- [Task requirements]:
How many lines of the data include the string "product"? State the number and nothing else.

- [Entries provided]:
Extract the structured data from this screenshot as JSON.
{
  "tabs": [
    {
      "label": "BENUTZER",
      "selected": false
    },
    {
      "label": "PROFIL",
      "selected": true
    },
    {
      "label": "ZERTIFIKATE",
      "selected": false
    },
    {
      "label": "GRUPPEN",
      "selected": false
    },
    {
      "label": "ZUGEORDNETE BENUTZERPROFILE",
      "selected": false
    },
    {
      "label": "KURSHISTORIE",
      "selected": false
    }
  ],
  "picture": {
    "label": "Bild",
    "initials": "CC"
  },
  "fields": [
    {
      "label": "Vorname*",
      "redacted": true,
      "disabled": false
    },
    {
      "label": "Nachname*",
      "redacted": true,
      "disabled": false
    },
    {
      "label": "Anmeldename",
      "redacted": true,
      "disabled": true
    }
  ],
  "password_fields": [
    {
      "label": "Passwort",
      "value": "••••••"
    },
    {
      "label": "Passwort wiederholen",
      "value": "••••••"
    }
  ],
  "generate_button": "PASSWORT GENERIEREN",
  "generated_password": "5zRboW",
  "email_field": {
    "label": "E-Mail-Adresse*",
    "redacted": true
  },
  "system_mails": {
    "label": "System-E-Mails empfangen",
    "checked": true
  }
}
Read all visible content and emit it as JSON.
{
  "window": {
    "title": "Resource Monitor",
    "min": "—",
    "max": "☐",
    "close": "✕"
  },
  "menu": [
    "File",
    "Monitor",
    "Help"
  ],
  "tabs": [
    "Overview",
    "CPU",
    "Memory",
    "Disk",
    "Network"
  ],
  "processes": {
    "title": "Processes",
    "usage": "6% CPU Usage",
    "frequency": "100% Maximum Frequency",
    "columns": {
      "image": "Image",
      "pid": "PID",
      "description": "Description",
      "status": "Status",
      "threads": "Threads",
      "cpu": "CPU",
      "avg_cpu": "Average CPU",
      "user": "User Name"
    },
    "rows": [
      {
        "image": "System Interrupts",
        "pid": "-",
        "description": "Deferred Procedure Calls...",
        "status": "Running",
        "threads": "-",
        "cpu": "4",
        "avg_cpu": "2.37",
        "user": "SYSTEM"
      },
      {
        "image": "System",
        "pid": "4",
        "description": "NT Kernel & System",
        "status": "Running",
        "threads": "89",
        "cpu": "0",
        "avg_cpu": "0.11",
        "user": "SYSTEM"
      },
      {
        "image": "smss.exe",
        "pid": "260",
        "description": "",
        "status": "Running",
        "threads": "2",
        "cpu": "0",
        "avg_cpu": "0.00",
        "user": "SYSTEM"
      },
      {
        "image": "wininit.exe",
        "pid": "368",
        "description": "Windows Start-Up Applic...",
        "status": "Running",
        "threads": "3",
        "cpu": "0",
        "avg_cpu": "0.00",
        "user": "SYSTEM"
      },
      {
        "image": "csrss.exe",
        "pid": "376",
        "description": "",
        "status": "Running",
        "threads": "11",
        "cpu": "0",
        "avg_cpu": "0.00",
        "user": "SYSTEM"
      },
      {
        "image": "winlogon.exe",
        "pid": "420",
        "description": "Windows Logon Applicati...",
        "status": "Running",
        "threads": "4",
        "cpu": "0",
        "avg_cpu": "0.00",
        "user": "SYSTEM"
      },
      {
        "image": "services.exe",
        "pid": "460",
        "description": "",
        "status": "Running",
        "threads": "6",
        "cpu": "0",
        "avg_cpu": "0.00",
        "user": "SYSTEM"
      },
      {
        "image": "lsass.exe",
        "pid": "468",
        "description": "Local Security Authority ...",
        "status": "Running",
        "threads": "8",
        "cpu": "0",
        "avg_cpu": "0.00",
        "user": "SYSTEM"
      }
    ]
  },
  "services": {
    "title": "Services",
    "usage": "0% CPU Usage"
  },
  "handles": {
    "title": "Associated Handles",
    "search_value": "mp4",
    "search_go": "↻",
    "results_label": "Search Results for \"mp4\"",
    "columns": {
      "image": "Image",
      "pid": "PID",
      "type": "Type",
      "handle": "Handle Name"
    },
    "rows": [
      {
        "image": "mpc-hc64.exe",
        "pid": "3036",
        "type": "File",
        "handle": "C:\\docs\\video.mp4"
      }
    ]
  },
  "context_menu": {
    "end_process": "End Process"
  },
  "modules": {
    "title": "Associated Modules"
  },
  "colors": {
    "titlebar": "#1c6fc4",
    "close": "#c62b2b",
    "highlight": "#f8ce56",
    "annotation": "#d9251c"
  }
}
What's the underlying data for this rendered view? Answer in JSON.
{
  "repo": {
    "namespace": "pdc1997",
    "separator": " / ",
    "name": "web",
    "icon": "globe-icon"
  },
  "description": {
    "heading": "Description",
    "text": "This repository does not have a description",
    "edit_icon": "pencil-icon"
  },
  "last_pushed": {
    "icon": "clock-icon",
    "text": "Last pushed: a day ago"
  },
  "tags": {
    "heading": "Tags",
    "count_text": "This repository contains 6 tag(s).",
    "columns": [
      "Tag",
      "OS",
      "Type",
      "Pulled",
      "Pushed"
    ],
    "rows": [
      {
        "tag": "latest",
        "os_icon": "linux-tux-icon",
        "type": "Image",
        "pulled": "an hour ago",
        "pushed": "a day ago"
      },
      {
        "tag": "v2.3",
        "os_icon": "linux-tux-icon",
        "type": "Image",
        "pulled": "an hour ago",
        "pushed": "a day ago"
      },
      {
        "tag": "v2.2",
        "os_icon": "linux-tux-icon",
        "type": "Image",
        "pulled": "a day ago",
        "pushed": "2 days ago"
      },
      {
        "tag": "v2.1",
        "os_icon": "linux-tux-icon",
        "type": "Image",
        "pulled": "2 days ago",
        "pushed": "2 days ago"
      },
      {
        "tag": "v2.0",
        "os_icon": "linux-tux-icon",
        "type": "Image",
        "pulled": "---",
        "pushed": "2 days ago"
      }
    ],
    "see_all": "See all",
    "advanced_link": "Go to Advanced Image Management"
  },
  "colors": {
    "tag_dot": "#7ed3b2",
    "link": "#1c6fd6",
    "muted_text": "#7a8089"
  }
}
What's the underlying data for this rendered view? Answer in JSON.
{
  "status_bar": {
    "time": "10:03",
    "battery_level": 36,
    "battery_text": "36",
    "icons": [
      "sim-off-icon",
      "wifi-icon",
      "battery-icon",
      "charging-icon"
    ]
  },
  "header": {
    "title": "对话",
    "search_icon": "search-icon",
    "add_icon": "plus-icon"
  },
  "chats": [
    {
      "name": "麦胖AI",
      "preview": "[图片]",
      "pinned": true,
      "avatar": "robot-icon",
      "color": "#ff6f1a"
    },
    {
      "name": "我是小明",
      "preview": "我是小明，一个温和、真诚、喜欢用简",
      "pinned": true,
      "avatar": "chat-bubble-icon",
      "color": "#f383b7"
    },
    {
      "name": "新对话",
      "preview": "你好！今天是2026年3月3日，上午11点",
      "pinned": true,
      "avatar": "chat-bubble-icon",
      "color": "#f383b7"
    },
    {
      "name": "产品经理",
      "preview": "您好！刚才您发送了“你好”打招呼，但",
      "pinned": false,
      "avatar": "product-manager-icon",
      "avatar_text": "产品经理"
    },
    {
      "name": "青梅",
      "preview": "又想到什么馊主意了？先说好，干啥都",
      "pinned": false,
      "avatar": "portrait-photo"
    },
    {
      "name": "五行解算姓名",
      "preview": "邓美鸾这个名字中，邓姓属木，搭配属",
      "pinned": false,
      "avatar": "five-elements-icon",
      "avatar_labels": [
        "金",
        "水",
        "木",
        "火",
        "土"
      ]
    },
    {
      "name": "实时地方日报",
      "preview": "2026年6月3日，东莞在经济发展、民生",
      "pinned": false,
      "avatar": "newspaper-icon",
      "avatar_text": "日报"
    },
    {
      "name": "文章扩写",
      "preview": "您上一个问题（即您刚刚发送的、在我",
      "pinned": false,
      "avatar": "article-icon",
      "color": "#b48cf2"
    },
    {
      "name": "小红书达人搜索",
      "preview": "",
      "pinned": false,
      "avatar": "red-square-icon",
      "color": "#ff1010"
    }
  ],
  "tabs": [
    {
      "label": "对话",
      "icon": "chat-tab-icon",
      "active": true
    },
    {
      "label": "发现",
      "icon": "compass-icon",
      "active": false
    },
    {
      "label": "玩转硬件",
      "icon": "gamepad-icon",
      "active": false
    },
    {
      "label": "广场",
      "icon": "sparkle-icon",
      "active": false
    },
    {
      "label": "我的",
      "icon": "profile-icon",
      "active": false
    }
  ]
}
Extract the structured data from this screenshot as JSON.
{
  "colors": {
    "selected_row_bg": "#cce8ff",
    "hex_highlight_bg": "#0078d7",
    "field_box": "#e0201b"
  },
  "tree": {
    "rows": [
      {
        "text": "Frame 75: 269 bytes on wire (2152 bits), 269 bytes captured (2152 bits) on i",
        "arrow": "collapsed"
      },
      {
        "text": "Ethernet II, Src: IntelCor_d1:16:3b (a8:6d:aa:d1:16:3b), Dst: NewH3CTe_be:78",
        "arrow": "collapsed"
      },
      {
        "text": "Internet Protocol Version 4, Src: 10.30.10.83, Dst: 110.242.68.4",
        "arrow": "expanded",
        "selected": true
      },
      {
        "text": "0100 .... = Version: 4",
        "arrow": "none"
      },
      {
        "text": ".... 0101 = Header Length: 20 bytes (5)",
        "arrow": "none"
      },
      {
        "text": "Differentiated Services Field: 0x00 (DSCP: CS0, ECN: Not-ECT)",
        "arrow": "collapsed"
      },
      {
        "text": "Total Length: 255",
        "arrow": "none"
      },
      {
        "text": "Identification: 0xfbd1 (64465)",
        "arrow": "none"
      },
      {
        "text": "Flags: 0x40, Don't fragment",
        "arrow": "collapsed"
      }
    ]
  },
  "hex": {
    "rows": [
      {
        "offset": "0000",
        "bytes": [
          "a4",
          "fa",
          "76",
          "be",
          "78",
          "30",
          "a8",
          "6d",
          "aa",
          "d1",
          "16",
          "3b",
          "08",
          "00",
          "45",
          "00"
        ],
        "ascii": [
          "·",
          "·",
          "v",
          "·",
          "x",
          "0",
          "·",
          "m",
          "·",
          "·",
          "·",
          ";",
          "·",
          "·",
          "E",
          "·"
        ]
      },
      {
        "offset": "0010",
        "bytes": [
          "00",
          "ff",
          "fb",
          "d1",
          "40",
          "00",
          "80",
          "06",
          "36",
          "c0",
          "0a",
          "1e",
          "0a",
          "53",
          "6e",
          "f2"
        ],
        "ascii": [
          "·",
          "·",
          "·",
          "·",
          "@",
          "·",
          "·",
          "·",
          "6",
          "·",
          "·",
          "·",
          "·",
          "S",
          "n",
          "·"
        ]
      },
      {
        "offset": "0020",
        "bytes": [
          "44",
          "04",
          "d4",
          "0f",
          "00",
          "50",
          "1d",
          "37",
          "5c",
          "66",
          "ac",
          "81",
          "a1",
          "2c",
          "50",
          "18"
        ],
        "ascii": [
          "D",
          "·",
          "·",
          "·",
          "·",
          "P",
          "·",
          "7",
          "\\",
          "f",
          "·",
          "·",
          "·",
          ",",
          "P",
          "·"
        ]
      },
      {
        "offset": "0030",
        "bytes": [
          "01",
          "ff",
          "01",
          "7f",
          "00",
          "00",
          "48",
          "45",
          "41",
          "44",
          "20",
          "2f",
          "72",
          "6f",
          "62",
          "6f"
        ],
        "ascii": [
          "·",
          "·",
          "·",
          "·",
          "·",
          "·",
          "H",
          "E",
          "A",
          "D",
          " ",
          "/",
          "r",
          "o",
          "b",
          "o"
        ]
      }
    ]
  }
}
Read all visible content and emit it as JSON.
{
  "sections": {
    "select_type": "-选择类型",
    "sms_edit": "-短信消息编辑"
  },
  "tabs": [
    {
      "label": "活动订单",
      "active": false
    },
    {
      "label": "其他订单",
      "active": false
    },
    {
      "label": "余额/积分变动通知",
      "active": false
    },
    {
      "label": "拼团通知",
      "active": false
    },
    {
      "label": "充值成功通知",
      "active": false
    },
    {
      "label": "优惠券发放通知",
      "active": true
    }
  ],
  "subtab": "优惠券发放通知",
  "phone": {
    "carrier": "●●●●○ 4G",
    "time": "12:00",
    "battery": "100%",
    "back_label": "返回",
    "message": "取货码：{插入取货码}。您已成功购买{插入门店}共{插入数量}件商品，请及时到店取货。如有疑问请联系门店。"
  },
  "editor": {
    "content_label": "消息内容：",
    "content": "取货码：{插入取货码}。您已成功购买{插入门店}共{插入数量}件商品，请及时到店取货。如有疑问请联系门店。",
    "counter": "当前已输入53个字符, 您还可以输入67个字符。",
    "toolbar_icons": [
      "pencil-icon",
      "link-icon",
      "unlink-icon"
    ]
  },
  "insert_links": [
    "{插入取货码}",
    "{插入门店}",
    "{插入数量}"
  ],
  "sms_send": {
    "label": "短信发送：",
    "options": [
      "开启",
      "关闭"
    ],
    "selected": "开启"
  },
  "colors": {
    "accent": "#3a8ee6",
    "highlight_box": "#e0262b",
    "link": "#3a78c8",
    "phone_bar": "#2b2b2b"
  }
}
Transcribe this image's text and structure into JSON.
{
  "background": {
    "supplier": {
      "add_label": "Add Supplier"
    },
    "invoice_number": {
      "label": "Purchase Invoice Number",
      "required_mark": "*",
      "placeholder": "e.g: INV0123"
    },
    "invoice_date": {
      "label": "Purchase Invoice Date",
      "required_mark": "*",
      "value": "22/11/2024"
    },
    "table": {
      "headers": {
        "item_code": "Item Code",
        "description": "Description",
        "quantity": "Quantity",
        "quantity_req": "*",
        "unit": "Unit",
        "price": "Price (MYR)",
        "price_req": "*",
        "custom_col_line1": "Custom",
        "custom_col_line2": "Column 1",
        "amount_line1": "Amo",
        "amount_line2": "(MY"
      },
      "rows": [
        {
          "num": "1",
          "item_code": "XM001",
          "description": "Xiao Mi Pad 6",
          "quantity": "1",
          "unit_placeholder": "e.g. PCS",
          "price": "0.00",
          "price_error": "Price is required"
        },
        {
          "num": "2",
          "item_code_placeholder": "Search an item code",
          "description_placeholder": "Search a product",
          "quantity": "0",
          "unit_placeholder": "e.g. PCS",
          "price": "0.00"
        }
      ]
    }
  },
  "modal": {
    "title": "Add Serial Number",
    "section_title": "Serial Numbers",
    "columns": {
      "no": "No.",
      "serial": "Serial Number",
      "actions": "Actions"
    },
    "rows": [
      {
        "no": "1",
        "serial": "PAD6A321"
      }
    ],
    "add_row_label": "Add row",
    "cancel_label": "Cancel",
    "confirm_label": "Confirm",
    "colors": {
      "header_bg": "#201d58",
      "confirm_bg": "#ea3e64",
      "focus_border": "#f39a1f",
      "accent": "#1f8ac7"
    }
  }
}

- [Worked answer]:
2